Written problem: Your task is to transcribe the data in full.

Material provided:
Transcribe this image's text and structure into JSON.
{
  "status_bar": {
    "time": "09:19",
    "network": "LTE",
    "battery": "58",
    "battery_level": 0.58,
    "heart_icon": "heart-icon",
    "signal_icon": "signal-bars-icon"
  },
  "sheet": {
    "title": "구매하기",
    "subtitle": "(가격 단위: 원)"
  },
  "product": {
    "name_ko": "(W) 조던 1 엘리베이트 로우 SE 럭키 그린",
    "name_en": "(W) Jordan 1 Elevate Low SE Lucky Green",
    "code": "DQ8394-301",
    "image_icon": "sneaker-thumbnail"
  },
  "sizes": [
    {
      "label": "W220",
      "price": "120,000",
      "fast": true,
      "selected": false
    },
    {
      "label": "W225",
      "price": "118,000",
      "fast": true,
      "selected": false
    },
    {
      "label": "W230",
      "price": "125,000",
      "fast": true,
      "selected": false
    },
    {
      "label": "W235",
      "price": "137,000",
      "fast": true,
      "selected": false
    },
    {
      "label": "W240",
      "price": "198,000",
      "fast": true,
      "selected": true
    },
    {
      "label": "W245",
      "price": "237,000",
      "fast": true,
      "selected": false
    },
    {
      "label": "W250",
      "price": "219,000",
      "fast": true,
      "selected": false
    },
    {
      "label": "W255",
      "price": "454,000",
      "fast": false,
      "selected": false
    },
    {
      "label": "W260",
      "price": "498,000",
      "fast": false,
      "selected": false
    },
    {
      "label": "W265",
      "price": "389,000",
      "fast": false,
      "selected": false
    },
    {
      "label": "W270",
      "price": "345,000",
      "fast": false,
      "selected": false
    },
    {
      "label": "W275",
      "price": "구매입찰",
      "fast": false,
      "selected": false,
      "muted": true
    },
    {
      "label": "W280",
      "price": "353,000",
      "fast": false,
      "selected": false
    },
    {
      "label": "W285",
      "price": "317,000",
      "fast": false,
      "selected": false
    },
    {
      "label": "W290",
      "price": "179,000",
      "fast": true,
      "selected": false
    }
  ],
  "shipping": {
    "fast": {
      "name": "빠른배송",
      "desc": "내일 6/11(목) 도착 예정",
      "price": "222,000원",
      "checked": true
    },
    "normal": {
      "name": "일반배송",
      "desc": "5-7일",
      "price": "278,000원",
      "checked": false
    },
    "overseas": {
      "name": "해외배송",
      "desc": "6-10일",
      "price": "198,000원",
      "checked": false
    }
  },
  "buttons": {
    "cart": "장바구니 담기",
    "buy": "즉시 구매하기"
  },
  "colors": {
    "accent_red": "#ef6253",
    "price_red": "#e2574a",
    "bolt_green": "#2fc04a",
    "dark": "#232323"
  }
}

Worked answer:
Transcribe this image's text and structure into JSON.
{
  "status_bar": {
    "time": "09:19",
    "network": "LTE",
    "battery": "58",
    "battery_level": 0.58,
    "heart_icon": "heart-icon",
    "signal_icon": "signal-bars-icon"
  },
  "sheet": {
    "title": "구매하기",
    "subtitle": "(가격 단위: 원)"
  },
  "product": {
    "name_ko": "(W) 조던 1 엘리베이트 로우 SE 럭키 그린",
    "name_en": "(W) Jordan 1 Elevate Low SE Lucky Green",
    "code": "DQ8394-301",
    "image_icon": "sneaker-thumbnail"
  },
  "sizes": [
    {
      "label": "W220",
      "price": "120,000",
      "fast": true,
      "selected": false
    },
    {
      "label": "W225",
      "price": "118,000",
      "fast": true,
      "selected": false
    },
    {
      "label": "W230",
      "price": "125,000",
      "fast": true,
      "selected": false
    },
    {
      "label": "W235",
      "price": "137,000",
      "fast": true,
      "selected": false
    },
    {
      "label": "W240",
      "price": "198,000",
      "fast": true,
      "selected": true
    },
    {
      "label": "W245",
      "price": "237,000",
      "fast": true,
      "selected": false
    },
    {
      "label": "W250",
      "price": "219,000",
      "fast": true,
      "selected": false
    },
    {
      "label": "W255",
      "price": "454,000",
      "fast": false,
      "selected": false
    },
    {
      "label": "W260",
      "price": "498,000",
      "fast": false,
      "selected": false
    },
    {
      "label": "W265",
      "price": "389,000",
      "fast": false,
      "selected": false
    },
    {
      "label": "W270",
      "price": "345,000",
      "fast": false,
      "selected": false
    },
    {
      "label": "W275",
      "price": "구매입찰",
      "fast": false,
      "selected": false,
      "muted": true
    },
    {
      "label": "W280",
      "price": "353,000",
      "fast": false,
      "selected": false
    },
    {
      "label": "W285",
      "price": "317,000",
      "fast": false,
      "selected": false
    },
    {
      "label": "W290",
      "price": "179,000",
      "fast": true,
      "selected": false
    }
  ],
  "shipping": {
    "fast": {
      "name": "빠른배송",
      "desc": "내일 6/11(목) 도착 예정",
      "price": "222,000원",
      "checked": true
    },
    "normal": {
      "name": "일반배송",
      "desc": "5-7일",
      "price": "278,000원",
      "checked": false
    },
    "overseas": {
      "name": "해외배송",
      "desc": "6-10일",
      "price": "198,000원",
      "checked": false
    }
  },
  "buttons": {
    "cart": "장바구니 담기",
    "buy": "즉시 구매하기"
  },
  "colors": {
    "accent_red": "#ef6253",
    "price_red": "#e2574a",
    "bolt_green": "#2fc04a",
    "dark": "#232323"
  }
}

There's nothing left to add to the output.